==== RECORD LIST ====
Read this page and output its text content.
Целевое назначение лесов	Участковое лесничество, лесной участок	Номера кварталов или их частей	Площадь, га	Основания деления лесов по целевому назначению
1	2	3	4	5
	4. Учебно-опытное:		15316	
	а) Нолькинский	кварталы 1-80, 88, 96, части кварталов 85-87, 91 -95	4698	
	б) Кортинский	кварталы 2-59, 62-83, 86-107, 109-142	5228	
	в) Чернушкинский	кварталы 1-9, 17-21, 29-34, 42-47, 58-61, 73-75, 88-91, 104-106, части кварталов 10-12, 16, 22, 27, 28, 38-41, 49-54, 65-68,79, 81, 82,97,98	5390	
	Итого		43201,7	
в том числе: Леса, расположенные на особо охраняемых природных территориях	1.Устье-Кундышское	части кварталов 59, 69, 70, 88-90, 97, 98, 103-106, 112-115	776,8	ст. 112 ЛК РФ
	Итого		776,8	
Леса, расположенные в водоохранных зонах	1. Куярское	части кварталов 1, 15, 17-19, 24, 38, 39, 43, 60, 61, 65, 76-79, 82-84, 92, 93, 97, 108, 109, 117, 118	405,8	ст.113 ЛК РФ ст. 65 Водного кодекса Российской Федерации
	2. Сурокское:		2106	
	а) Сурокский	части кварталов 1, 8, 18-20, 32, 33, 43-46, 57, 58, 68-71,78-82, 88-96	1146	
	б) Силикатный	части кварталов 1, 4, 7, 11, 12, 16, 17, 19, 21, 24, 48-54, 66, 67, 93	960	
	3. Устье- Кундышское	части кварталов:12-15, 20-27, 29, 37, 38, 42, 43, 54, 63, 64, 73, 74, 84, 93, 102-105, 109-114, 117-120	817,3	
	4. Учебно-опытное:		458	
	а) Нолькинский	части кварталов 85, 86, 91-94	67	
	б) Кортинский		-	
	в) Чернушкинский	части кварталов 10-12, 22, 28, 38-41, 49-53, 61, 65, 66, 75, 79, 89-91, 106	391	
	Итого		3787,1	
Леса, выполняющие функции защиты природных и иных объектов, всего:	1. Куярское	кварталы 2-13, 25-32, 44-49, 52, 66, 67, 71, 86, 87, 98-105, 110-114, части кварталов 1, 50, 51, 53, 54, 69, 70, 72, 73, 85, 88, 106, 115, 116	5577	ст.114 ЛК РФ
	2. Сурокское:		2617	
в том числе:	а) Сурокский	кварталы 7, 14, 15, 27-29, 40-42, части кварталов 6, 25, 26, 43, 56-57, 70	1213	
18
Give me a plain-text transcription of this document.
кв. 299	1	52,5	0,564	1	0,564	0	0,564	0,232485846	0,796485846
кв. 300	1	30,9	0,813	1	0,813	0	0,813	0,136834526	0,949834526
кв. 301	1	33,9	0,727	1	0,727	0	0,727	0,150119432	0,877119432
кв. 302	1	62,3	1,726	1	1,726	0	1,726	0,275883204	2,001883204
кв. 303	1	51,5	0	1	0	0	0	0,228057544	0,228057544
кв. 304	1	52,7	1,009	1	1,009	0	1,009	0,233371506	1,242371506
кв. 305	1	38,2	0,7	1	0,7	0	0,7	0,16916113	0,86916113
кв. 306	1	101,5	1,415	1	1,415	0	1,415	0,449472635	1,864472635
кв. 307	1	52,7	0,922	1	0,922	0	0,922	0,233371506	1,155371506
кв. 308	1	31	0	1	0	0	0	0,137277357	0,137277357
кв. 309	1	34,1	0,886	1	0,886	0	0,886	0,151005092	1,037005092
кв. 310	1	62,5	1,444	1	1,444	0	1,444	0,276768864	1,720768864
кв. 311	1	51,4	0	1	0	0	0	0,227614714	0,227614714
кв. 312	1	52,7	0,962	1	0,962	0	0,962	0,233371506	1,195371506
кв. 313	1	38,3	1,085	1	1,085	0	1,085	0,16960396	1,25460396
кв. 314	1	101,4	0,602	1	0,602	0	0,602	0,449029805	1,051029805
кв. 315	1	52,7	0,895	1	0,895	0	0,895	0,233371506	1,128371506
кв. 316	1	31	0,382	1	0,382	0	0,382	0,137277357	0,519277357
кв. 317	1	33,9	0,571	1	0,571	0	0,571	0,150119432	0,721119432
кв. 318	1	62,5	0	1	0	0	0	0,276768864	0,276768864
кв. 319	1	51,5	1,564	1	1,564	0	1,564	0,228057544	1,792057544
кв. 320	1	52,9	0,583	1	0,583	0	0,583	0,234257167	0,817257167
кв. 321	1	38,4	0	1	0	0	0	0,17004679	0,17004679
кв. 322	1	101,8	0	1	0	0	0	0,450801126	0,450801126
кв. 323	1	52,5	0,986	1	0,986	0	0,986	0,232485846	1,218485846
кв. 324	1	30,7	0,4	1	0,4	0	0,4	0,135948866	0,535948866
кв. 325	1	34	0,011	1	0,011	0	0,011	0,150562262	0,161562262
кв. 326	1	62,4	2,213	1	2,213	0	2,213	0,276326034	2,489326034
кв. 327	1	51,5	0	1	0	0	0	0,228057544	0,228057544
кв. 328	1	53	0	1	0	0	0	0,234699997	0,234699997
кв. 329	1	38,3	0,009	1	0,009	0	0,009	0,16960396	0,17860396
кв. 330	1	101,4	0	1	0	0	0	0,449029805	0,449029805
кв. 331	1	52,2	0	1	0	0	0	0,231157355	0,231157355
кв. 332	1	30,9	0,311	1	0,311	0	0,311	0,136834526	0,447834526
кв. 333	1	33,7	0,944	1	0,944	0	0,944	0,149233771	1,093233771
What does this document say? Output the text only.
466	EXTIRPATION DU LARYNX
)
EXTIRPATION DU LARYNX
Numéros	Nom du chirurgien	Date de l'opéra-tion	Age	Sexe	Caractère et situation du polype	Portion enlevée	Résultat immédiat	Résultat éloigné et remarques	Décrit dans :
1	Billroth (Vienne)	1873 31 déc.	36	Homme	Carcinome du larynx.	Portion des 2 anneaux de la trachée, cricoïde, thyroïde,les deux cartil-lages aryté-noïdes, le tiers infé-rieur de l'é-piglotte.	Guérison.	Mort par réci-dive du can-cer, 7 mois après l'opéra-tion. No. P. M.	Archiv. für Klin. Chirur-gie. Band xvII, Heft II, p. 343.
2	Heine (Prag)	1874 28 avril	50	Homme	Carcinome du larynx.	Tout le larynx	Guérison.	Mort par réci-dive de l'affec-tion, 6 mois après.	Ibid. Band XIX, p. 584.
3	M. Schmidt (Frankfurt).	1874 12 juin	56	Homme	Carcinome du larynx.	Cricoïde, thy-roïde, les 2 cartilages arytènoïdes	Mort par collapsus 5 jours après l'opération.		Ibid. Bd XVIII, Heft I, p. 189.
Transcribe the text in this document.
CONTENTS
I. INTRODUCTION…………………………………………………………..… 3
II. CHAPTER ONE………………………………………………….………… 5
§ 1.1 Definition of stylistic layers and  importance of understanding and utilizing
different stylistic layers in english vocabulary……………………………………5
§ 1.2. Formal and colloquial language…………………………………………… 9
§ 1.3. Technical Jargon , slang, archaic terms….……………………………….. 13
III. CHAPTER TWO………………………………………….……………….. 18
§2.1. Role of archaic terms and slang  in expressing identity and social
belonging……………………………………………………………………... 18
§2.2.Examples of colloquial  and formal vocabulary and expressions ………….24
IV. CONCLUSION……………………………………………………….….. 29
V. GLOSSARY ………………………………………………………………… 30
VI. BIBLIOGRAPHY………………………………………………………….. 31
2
====
Please reproduce each line exactly as written.

Read this page and output its text content.
Целевое назначение лесов	Участковое лесничество, лесной участок	Номера кварталов или их частей	Площадь, га	Основания деления лесов по целевому назначению
1	2	3	4	5
	4. Учебно-опытное:		15316	
	а) Нолькинский	кварталы 1-80, 88, 96, части кварталов 85-87, 91 -95	4698	
	б) Кортинский	кварталы 2-59, 62-83, 86-107, 109-142	5228	
	в) Чернушкинский	кварталы 1-9, 17-21, 29-34, 42-47, 58-61, 73-75, 88-91, 104-106, части кварталов 10-12, 16, 22, 27, 28, 38-41, 49-54, 65-68,79, 81, 82,97,98	5390	
	Итого		43201,7	
в том числе: Леса, расположенные на особо охраняемых природных территориях	1.Устье-Кундышское	части кварталов 59, 69, 70, 88-90, 97, 98, 103-106, 112-115	776,8	ст. 112 ЛК РФ
	Итого		776,8	
Леса, расположенные в водоохранных зонах	1. Куярское	части кварталов 1, 15, 17-19, 24, 38, 39, 43, 60, 61, 65, 76-79, 82-84, 92, 93, 97, 108, 109, 117, 118	405,8	ст.113 ЛК РФ ст. 65 Водного кодекса Российской Федерации
	2. Сурокское:		2106	
	а) Сурокский	части кварталов 1, 8, 18-20, 32, 33, 43-46, 57, 58, 68-71,78-82, 88-96	1146	
	б) Силикатный	части кварталов 1, 4, 7, 11, 12, 16, 17, 19, 21, 24, 48-54, 66, 67, 93	960	
	3. Устье- Кундышское	части кварталов:12-15, 20-27, 29, 37, 38, 42, 43, 54, 63, 64, 73, 74, 84, 93, 102-105, 109-114, 117-120	817,3	
	4. Учебно-опытное:		458	
	а) Нолькинский	части кварталов 85, 86, 91-94	67	
	б) Кортинский		-	
	в) Чернушкинский	части кварталов 10-12, 22, 28, 38-41, 49-53, 61, 65, 66, 75, 79, 89-91, 106	391	
	Итого		3787,1	
Леса, выполняющие функции защиты природных и иных объектов, всего:	1. Куярское	кварталы 2-13, 25-32, 44-49, 52, 66, 67, 71, 86, 87, 98-105, 110-114, части кварталов 1, 50, 51, 53, 54, 69, 70, 72, 73, 85, 88, 106, 115, 116	5577	ст.114 ЛК РФ
	2. Сурокское:		2617	
в том числе:	а) Сурокский	кварталы 7, 14, 15, 27-29, 40-42, части кварталов 6, 25, 26, 43, 56-57, 70	1213	
18
Give me a plain-text transcription of this document.
кв. 299	1	52,5	0,564	1	0,564	0	0,564	0,232485846	0,796485846
кв. 300	1	30,9	0,813	1	0,813	0	0,813	0,136834526	0,949834526
кв. 301	1	33,9	0,727	1	0,727	0	0,727	0,150119432	0,877119432
кв. 302	1	62,3	1,726	1	1,726	0	1,726	0,275883204	2,001883204
кв. 303	1	51,5	0	1	0	0	0	0,228057544	0,228057544
кв. 304	1	52,7	1,009	1	1,009	0	1,009	0,233371506	1,242371506
кв. 305	1	38,2	0,7	1	0,7	0	0,7	0,16916113	0,86916113
кв. 306	1	101,5	1,415	1	1,415	0	1,415	0,449472635	1,864472635
кв. 307	1	52,7	0,922	1	0,922	0	0,922	0,233371506	1,155371506
кв. 308	1	31	0	1	0	0	0	0,137277357	0,137277357
кв. 309	1	34,1	0,886	1	0,886	0	0,886	0,151005092	1,037005092
кв. 310	1	62,5	1,444	1	1,444	0	1,444	0,276768864	1,720768864
кв. 311	1	51,4	0	1	0	0	0	0,227614714	0,227614714
кв. 312	1	52,7	0,962	1	0,962	0	0,962	0,233371506	1,195371506
кв. 313	1	38,3	1,085	1	1,085	0	1,085	0,16960396	1,25460396
кв. 314	1	101,4	0,602	1	0,602	0	0,602	0,449029805	1,051029805
кв. 315	1	52,7	0,895	1	0,895	0	0,895	0,233371506	1,128371506
кв. 316	1	31	0,382	1	0,382	0	0,382	0,137277357	0,519277357
кв. 317	1	33,9	0,571	1	0,571	0	0,571	0,150119432	0,721119432
кв. 318	1	62,5	0	1	0	0	0	0,276768864	0,276768864
кв. 319	1	51,5	1,564	1	1,564	0	1,564	0,228057544	1,792057544
кв. 320	1	52,9	0,583	1	0,583	0	0,583	0,234257167	0,817257167
кв. 321	1	38,4	0	1	0	0	0	0,17004679	0,17004679
кв. 322	1	101,8	0	1	0	0	0	0,450801126	0,450801126
кв. 323	1	52,5	0,986	1	0,986	0	0,986	0,232485846	1,218485846
кв. 324	1	30,7	0,4	1	0,4	0	0,4	0,135948866	0,535948866
кв. 325	1	34	0,011	1	0,011	0	0,011	0,150562262	0,161562262
кв. 326	1	62,4	2,213	1	2,213	0	2,213	0,276326034	2,489326034
кв. 327	1	51,5	0	1	0	0	0	0,228057544	0,228057544
кв. 328	1	53	0	1	0	0	0	0,234699997	0,234699997
кв. 329	1	38,3	0,009	1	0,009	0	0,009	0,16960396	0,17860396
кв. 330	1	101,4	0	1	0	0	0	0,449029805	0,449029805
кв. 331	1	52,2	0	1	0	0	0	0,231157355	0,231157355
кв. 332	1	30,9	0,311	1	0,311	0	0,311	0,136834526	0,447834526
кв. 333	1	33,7	0,944	1	0,944	0	0,944	0,149233771	1,093233771
What does this document say? Output the text only.
466	EXTIRPATION DU LARYNX
)
EXTIRPATION DU LARYNX
Numéros	Nom du chirurgien	Date de l'opéra-tion	Age	Sexe	Caractère et situation du polype	Portion enlevée	Résultat immédiat	Résultat éloigné et remarques	Décrit dans :
1	Billroth (Vienne)	1873 31 déc.	36	Homme	Carcinome du larynx.	Portion des 2 anneaux de la trachée, cricoïde, thyroïde,les deux cartil-lages aryté-noïdes, le tiers infé-rieur de l'é-piglotte.	Guérison.	Mort par réci-dive du can-cer, 7 mois après l'opéra-tion. No. P. M.	Archiv. für Klin. Chirur-gie. Band xvII, Heft II, p. 343.
2	Heine (Prag)	1874 28 avril	50	Homme	Carcinome du larynx.	Tout le larynx	Guérison.	Mort par réci-dive de l'affec-tion, 6 mois après.	Ibid. Band XIX, p. 584.
3	M. Schmidt (Frankfurt).	1874 12 juin	56	Homme	Carcinome du larynx.	Cricoïde, thy-roïde, les 2 cartilages arytènoïdes	Mort par collapsus 5 jours après l'opération.		Ibid. Bd XVIII, Heft I, p. 189.
Transcribe the text in this document.
CONTENTS
I. INTRODUCTION…………………………………………………………..… 3
II. CHAPTER ONE………………………………………………….………… 5
§ 1.1 Definition of stylistic layers and  importance of understanding and utilizing
different stylistic layers in english vocabulary……………………………………5
§ 1.2. Formal and colloquial language…………………………………………… 9
§ 1.3. Technical Jargon , slang, archaic terms….……………………………….. 13
III. CHAPTER TWO………………………………………….……………….. 18
§2.1. Role of archaic terms and slang  in expressing identity and social
belonging……………………………………………………………………... 18
§2.2.Examples of colloquial  and formal vocabulary and expressions ………….24
IV. CONCLUSION……………………………………………………….….. 29
V. GLOSSARY ………………………………………………………………… 30
VI. BIBLIOGRAPHY………………………………………………………….. 31
2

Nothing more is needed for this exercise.